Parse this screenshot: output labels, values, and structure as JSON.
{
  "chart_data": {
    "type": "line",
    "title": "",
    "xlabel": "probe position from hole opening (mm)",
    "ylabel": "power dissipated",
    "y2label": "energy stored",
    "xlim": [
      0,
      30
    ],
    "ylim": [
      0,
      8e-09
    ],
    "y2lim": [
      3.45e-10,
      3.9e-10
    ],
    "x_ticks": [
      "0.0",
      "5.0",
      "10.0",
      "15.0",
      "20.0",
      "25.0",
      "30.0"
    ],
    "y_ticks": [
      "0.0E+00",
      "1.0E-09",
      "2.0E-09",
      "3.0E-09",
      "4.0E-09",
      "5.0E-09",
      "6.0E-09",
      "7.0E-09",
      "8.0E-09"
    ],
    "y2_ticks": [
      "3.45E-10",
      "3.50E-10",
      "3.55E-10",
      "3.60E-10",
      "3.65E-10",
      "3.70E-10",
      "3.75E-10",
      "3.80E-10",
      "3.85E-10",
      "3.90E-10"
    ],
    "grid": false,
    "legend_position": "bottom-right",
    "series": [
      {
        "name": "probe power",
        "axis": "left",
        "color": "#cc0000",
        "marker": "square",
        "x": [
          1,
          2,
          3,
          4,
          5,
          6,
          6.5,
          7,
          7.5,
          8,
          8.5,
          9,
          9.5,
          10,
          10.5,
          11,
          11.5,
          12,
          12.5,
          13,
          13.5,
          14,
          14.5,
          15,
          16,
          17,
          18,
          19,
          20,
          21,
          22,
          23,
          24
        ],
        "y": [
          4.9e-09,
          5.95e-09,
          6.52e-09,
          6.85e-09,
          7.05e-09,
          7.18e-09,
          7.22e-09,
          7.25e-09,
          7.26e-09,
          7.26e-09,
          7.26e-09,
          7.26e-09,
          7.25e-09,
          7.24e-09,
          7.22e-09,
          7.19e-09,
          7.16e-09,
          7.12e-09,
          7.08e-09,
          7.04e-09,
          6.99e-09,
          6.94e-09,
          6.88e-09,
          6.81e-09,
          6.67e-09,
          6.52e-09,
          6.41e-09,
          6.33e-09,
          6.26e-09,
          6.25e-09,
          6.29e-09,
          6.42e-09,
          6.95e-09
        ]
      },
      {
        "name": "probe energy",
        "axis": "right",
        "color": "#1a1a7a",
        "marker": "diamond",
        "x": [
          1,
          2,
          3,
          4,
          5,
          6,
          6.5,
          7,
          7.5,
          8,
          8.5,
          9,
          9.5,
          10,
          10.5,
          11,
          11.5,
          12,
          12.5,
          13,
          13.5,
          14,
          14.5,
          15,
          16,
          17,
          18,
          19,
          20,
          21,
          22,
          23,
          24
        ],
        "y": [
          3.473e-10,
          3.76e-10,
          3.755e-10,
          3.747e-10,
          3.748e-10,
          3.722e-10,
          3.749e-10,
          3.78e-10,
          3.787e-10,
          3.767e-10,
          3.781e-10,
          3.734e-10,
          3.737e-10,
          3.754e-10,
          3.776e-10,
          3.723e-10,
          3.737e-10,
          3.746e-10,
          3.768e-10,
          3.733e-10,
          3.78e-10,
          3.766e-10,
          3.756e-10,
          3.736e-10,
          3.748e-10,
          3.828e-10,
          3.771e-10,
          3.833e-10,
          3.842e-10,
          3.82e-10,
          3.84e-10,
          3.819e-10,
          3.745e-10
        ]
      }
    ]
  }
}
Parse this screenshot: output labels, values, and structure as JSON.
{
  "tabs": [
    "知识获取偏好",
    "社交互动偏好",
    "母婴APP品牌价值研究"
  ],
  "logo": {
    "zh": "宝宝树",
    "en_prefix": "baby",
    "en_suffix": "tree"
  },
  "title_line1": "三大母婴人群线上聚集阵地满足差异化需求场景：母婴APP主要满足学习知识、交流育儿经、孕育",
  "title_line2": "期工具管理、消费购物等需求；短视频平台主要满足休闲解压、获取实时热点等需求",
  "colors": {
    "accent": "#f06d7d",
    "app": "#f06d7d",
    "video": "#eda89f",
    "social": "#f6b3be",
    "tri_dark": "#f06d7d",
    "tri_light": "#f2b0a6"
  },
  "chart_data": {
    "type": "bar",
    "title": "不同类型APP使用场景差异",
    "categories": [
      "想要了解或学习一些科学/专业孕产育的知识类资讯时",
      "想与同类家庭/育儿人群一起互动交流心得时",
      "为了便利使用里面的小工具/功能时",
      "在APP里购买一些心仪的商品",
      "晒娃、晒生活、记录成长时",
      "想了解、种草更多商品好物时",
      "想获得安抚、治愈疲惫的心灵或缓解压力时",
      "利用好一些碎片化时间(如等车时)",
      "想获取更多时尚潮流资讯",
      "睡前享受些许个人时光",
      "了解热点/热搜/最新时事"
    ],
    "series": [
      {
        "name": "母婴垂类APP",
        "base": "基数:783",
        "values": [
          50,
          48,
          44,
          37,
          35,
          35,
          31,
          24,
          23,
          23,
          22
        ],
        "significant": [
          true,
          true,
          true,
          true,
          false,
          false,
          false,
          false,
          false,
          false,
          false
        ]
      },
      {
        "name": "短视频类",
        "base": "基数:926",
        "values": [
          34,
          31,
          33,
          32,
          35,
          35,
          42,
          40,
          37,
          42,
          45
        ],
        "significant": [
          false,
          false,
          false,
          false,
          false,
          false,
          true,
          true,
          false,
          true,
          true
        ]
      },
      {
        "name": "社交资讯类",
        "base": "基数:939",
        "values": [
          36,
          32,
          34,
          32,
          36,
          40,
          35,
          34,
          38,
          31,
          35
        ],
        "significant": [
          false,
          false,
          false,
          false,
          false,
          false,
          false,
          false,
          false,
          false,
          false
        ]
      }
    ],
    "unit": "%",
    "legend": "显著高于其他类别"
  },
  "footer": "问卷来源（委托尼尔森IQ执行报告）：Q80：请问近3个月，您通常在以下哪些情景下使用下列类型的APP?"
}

- [TASK INSTRUCTIONS]: Quote all of the entries exactly as they appear.

- [EXERCISE RESULT]:
Parse this screenshot: output labels, values, and structure as JSON.
{
  "chart_data": {
    "type": "line",
    "title": "",
    "xlabel": "probe position from hole opening (mm)",
    "ylabel": "power dissipated",
    "y2label": "energy stored",
    "xlim": [
      0,
      30
    ],
    "ylim": [
      0,
      8e-09
    ],
    "y2lim": [
      3.45e-10,
      3.9e-10
    ],
    "x_ticks": [
      "0.0",
      "5.0",
      "10.0",
      "15.0",
      "20.0",
      "25.0",
      "30.0"
    ],
    "y_ticks": [
      "0.0E+00",
      "1.0E-09",
      "2.0E-09",
      "3.0E-09",
      "4.0E-09",
      "5.0E-09",
      "6.0E-09",
      "7.0E-09",
      "8.0E-09"
    ],
    "y2_ticks": [
      "3.45E-10",
      "3.50E-10",
      "3.55E-10",
      "3.60E-10",
      "3.65E-10",
      "3.70E-10",
      "3.75E-10",
      "3.80E-10",
      "3.85E-10",
      "3.90E-10"
    ],
    "grid": false,
    "legend_position": "bottom-right",
    "series": [
      {
        "name": "probe power",
        "axis": "left",
        "color": "#cc0000",
        "marker": "square",
        "x": [
          1,
          2,
          3,
          4,
          5,
          6,
          6.5,
          7,
          7.5,
          8,
          8.5,
          9,
          9.5,
          10,
          10.5,
          11,
          11.5,
          12,
          12.5,
          13,
          13.5,
          14,
          14.5,
          15,
          16,
          17,
          18,
          19,
          20,
          21,
          22,
          23,
          24
        ],
        "y": [
          4.9e-09,
          5.95e-09,
          6.52e-09,
          6.85e-09,
          7.05e-09,
          7.18e-09,
          7.22e-09,
          7.25e-09,
          7.26e-09,
          7.26e-09,
          7.26e-09,
          7.26e-09,
          7.25e-09,
          7.24e-09,
          7.22e-09,
          7.19e-09,
          7.16e-09,
          7.12e-09,
          7.08e-09,
          7.04e-09,
          6.99e-09,
          6.94e-09,
          6.88e-09,
          6.81e-09,
          6.67e-09,
          6.52e-09,
          6.41e-09,
          6.33e-09,
          6.26e-09,
          6.25e-09,
          6.29e-09,
          6.42e-09,
          6.95e-09
        ]
      },
      {
        "name": "probe energy",
        "axis": "right",
        "color": "#1a1a7a",
        "marker": "diamond",
        "x": [
          1,
          2,
          3,
          4,
          5,
          6,
          6.5,
          7,
          7.5,
          8,
          8.5,
          9,
          9.5,
          10,
          10.5,
          11,
          11.5,
          12,
          12.5,
          13,
          13.5,
          14,
          14.5,
          15,
          16,
          17,
          18,
          19,
          20,
          21,
          22,
          23,
          24
        ],
        "y": [
          3.473e-10,
          3.76e-10,
          3.755e-10,
          3.747e-10,
          3.748e-10,
          3.722e-10,
          3.749e-10,
          3.78e-10,
          3.787e-10,
          3.767e-10,
          3.781e-10,
          3.734e-10,
          3.737e-10,
          3.754e-10,
          3.776e-10,
          3.723e-10,
          3.737e-10,
          3.746e-10,
          3.768e-10,
          3.733e-10,
          3.78e-10,
          3.766e-10,
          3.756e-10,
          3.736e-10,
          3.748e-10,
          3.828e-10,
          3.771e-10,
          3.833e-10,
          3.842e-10,
          3.82e-10,
          3.84e-10,
          3.819e-10,
          3.745e-10
        ]
      }
    ]
  }
}
Parse this screenshot: output labels, values, and structure as JSON.
{
  "tabs": [
    "知识获取偏好",
    "社交互动偏好",
    "母婴APP品牌价值研究"
  ],
  "logo": {
    "zh": "宝宝树",
    "en_prefix": "baby",
    "en_suffix": "tree"
  },
  "title_line1": "三大母婴人群线上聚集阵地满足差异化需求场景：母婴APP主要满足学习知识、交流育儿经、孕育",
  "title_line2": "期工具管理、消费购物等需求；短视频平台主要满足休闲解压、获取实时热点等需求",
  "colors": {
    "accent": "#f06d7d",
    "app": "#f06d7d",
    "video": "#eda89f",
    "social": "#f6b3be",
    "tri_dark": "#f06d7d",
    "tri_light": "#f2b0a6"
  },
  "chart_data": {
    "type": "bar",
    "title": "不同类型APP使用场景差异",
    "categories": [
      "想要了解或学习一些科学/专业孕产育的知识类资讯时",
      "想与同类家庭/育儿人群一起互动交流心得时",
      "为了便利使用里面的小工具/功能时",
      "在APP里购买一些心仪的商品",
      "晒娃、晒生活、记录成长时",
      "想了解、种草更多商品好物时",
      "想获得安抚、治愈疲惫的心灵或缓解压力时",
      "利用好一些碎片化时间(如等车时)",
      "想获取更多时尚潮流资讯",
      "睡前享受些许个人时光",
      "了解热点/热搜/最新时事"
    ],
    "series": [
      {
        "name": "母婴垂类APP",
        "base": "基数:783",
        "values": [
          50,
          48,
          44,
          37,
          35,
          35,
          31,
          24,
          23,
          23,
          22
        ],
        "significant": [
          true,
          true,
          true,
          true,
          false,
          false,
          false,
          false,
          false,
          false,
          false
        ]
      },
      {
        "name": "短视频类",
        "base": "基数:926",
        "values": [
          34,
          31,
          33,
          32,
          35,
          35,
          42,
          40,
          37,
          42,
          45
        ],
        "significant": [
          false,
          false,
          false,
          false,
          false,
          false,
          true,
          true,
          false,
          true,
          true
        ]
      },
      {
        "name": "社交资讯类",
        "base": "基数:939",
        "values": [
          36,
          32,
          34,
          32,
          36,
          40,
          35,
          34,
          38,
          31,
          35
        ],
        "significant": [
          false,
          false,
          false,
          false,
          false,
          false,
          false,
          false,
          false,
          false,
          false
        ]
      }
    ],
    "unit": "%",
    "legend": "显著高于其他类别"
  },
  "footer": "问卷来源（委托尼尔森IQ执行报告）：Q80：请问近3个月，您通常在以下哪些情景下使用下列类型的APP?"
}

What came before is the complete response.